• _Task prompt_
Write out the entries below once more, exactly, with the pictures left out.

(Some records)
____________

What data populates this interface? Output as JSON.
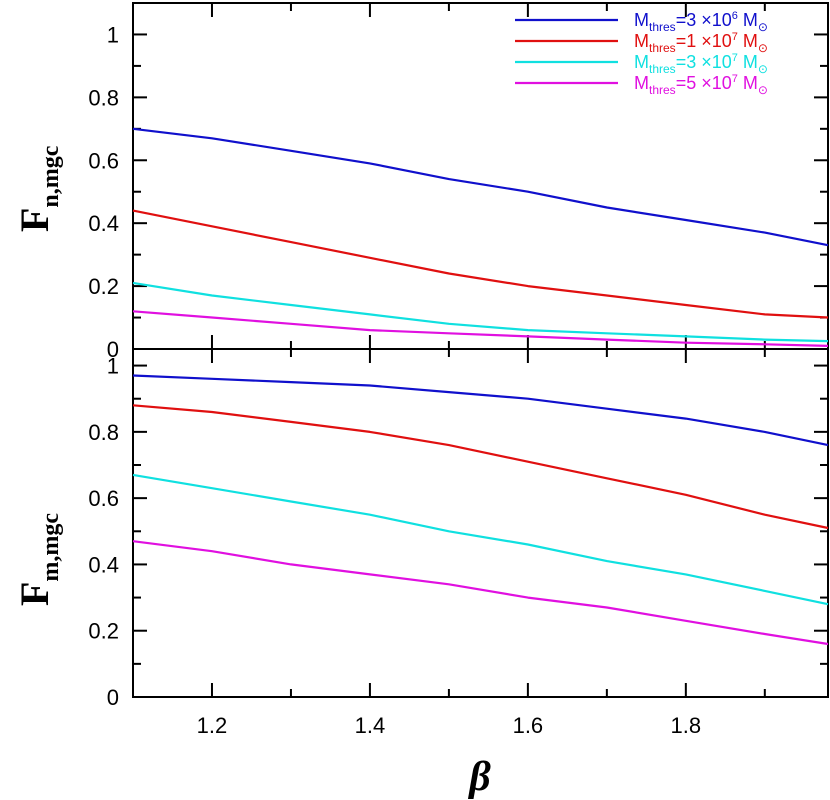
{
  "chart_data": [
    {
      "type": "line",
      "panel": "top",
      "ylabel": "F",
      "ylabel_sub": "n,mgc",
      "xlim": [
        1.1,
        1.98
      ],
      "ylim": [
        0,
        1.1
      ],
      "yticks": [
        0,
        0.2,
        0.4,
        0.6,
        0.8,
        1
      ],
      "ytick_labels": [
        "0",
        "0.2",
        "0.4",
        "0.6",
        "0.8",
        "1"
      ],
      "legend_position": "top-right",
      "legend": [
        {
          "base": "M",
          "sub": "thres",
          "mid": "=3 ×10",
          "sup": "6",
          "unit": "M",
          "unit_sub": "⊙",
          "color": "#1010cc"
        },
        {
          "base": "M",
          "sub": "thres",
          "mid": "=1 ×10",
          "sup": "7",
          "unit": "M",
          "unit_sub": "⊙",
          "color": "#e01010"
        },
        {
          "base": "M",
          "sub": "thres",
          "mid": "=3 ×10",
          "sup": "7",
          "unit": "M",
          "unit_sub": "⊙",
          "color": "#10e0e0"
        },
        {
          "base": "M",
          "sub": "thres",
          "mid": "=5 ×10",
          "sup": "7",
          "unit": "M",
          "unit_sub": "⊙",
          "color": "#e010e0"
        }
      ],
      "x": [
        1.1,
        1.2,
        1.3,
        1.4,
        1.5,
        1.6,
        1.7,
        1.8,
        1.9,
        1.98
      ],
      "series": [
        {
          "color": "#1010cc",
          "values": [
            0.7,
            0.67,
            0.63,
            0.59,
            0.54,
            0.5,
            0.45,
            0.41,
            0.37,
            0.33
          ]
        },
        {
          "color": "#e01010",
          "values": [
            0.44,
            0.39,
            0.34,
            0.29,
            0.24,
            0.2,
            0.17,
            0.14,
            0.11,
            0.1
          ]
        },
        {
          "color": "#10e0e0",
          "values": [
            0.21,
            0.17,
            0.14,
            0.11,
            0.08,
            0.06,
            0.05,
            0.04,
            0.03,
            0.025
          ]
        },
        {
          "color": "#e010e0",
          "values": [
            0.12,
            0.1,
            0.08,
            0.06,
            0.05,
            0.04,
            0.03,
            0.02,
            0.015,
            0.01
          ]
        }
      ]
    },
    {
      "type": "line",
      "panel": "bottom",
      "ylabel": "F",
      "ylabel_sub": "m,mgc",
      "xlabel": "β",
      "xlim": [
        1.1,
        1.98
      ],
      "ylim": [
        0,
        1.05
      ],
      "xticks": [
        1.2,
        1.4,
        1.6,
        1.8
      ],
      "xtick_labels": [
        "1.2",
        "1.4",
        "1.6",
        "1.8"
      ],
      "yticks": [
        0,
        0.2,
        0.4,
        0.6,
        0.8,
        1
      ],
      "ytick_labels": [
        "0",
        "0.2",
        "0.4",
        "0.6",
        "0.8",
        "1"
      ],
      "x": [
        1.1,
        1.2,
        1.3,
        1.4,
        1.5,
        1.6,
        1.7,
        1.8,
        1.9,
        1.98
      ],
      "series": [
        {
          "color": "#1010cc",
          "values": [
            0.97,
            0.96,
            0.95,
            0.94,
            0.92,
            0.9,
            0.87,
            0.84,
            0.8,
            0.76
          ]
        },
        {
          "color": "#e01010",
          "values": [
            0.88,
            0.86,
            0.83,
            0.8,
            0.76,
            0.71,
            0.66,
            0.61,
            0.55,
            0.51
          ]
        },
        {
          "color": "#10e0e0",
          "values": [
            0.67,
            0.63,
            0.59,
            0.55,
            0.5,
            0.46,
            0.41,
            0.37,
            0.32,
            0.28
          ]
        },
        {
          "color": "#e010e0",
          "values": [
            0.47,
            0.44,
            0.4,
            0.37,
            0.34,
            0.3,
            0.27,
            0.23,
            0.19,
            0.16
          ]
        }
      ]
    }
  ]
}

____________

• _Finished exercise_
What data populates this interface? Output as JSON.
{
  "chart_data": [
    {
      "type": "line",
      "panel": "top",
      "ylabel": "F",
      "ylabel_sub": "n,mgc",
      "xlim": [
        1.1,
        1.98
      ],
      "ylim": [
        0,
        1.1
      ],
      "yticks": [
        0,
        0.2,
        0.4,
        0.6,
        0.8,
        1
      ],
      "ytick_labels": [
        "0",
        "0.2",
        "0.4",
        "0.6",
        "0.8",
        "1"
      ],
      "legend_position": "top-right",
      "legend": [
        {
          "base": "M",
          "sub": "thres",
          "mid": "=3 ×10",
          "sup": "6",
          "unit": "M",
          "unit_sub": "⊙",
          "color": "#1010cc"
        },
        {
          "base": "M",
          "sub": "thres",
          "mid": "=1 ×10",
          "sup": "7",
          "unit": "M",
          "unit_sub": "⊙",
          "color": "#e01010"
        },
        {
          "base": "M",
          "sub": "thres",
          "mid": "=3 ×10",
          "sup": "7",
          "unit": "M",
          "unit_sub": "⊙",
          "color": "#10e0e0"
        },
        {
          "base": "M",
          "sub": "thres",
          "mid": "=5 ×10",
          "sup": "7",
          "unit": "M",
          "unit_sub": "⊙",
          "color": "#e010e0"
        }
      ],
      "x": [
        1.1,
        1.2,
        1.3,
        1.4,
        1.5,
        1.6,
        1.7,
        1.8,
        1.9,
        1.98
      ],
      "series": [
        {
          "color": "#1010cc",
          "values": [
            0.7,
            0.67,
            0.63,
            0.59,
            0.54,
            0.5,
            0.45,
            0.41,
            0.37,
            0.33
          ]
        },
        {
          "color": "#e01010",
          "values": [
            0.44,
            0.39,
            0.34,
            0.29,
            0.24,
            0.2,
            0.17,
            0.14,
            0.11,
            0.1
          ]
        },
        {
          "color": "#10e0e0",
          "values": [
            0.21,
            0.17,
            0.14,
            0.11,
            0.08,
            0.06,
            0.05,
            0.04,
            0.03,
            0.025
          ]
        },
        {
          "color": "#e010e0",
          "values": [
            0.12,
            0.1,
            0.08,
            0.06,
            0.05,
            0.04,
            0.03,
            0.02,
            0.015,
            0.01
          ]
        }
      ]
    },
    {
      "type": "line",
      "panel": "bottom",
      "ylabel": "F",
      "ylabel_sub": "m,mgc",
      "xlabel": "β",
      "xlim": [
        1.1,
        1.98
      ],
      "ylim": [
        0,
        1.05
      ],
      "xticks": [
        1.2,
        1.4,
        1.6,
        1.8
      ],
      "xtick_labels": [
        "1.2",
        "1.4",
        "1.6",
        "1.8"
      ],
      "yticks": [
        0,
        0.2,
        0.4,
        0.6,
        0.8,
        1
      ],
      "ytick_labels": [
        "0",
        "0.2",
        "0.4",
        "0.6",
        "0.8",
        "1"
      ],
      "x": [
        1.1,
        1.2,
        1.3,
        1.4,
        1.5,
        1.6,
        1.7,
        1.8,
        1.9,
        1.98
      ],
      "series": [
        {
          "color": "#1010cc",
          "values": [
            0.97,
            0.96,
            0.95,
            0.94,
            0.92,
            0.9,
            0.87,
            0.84,
            0.8,
            0.76
          ]
        },
        {
          "color": "#e01010",
          "values": [
            0.88,
            0.86,
            0.83,
            0.8,
            0.76,
            0.71,
            0.66,
            0.61,
            0.55,
            0.51
          ]
        },
        {
          "color": "#10e0e0",
          "values": [
            0.67,
            0.63,
            0.59,
            0.55,
            0.5,
            0.46,
            0.41,
            0.37,
            0.32,
            0.28
          ]
        },
        {
          "color": "#e010e0",
          "values": [
            0.47,
            0.44,
            0.4,
            0.37,
            0.34,
            0.3,
            0.27,
            0.23,
            0.19,
            0.16
          ]
        }
      ]
    }
  ]
}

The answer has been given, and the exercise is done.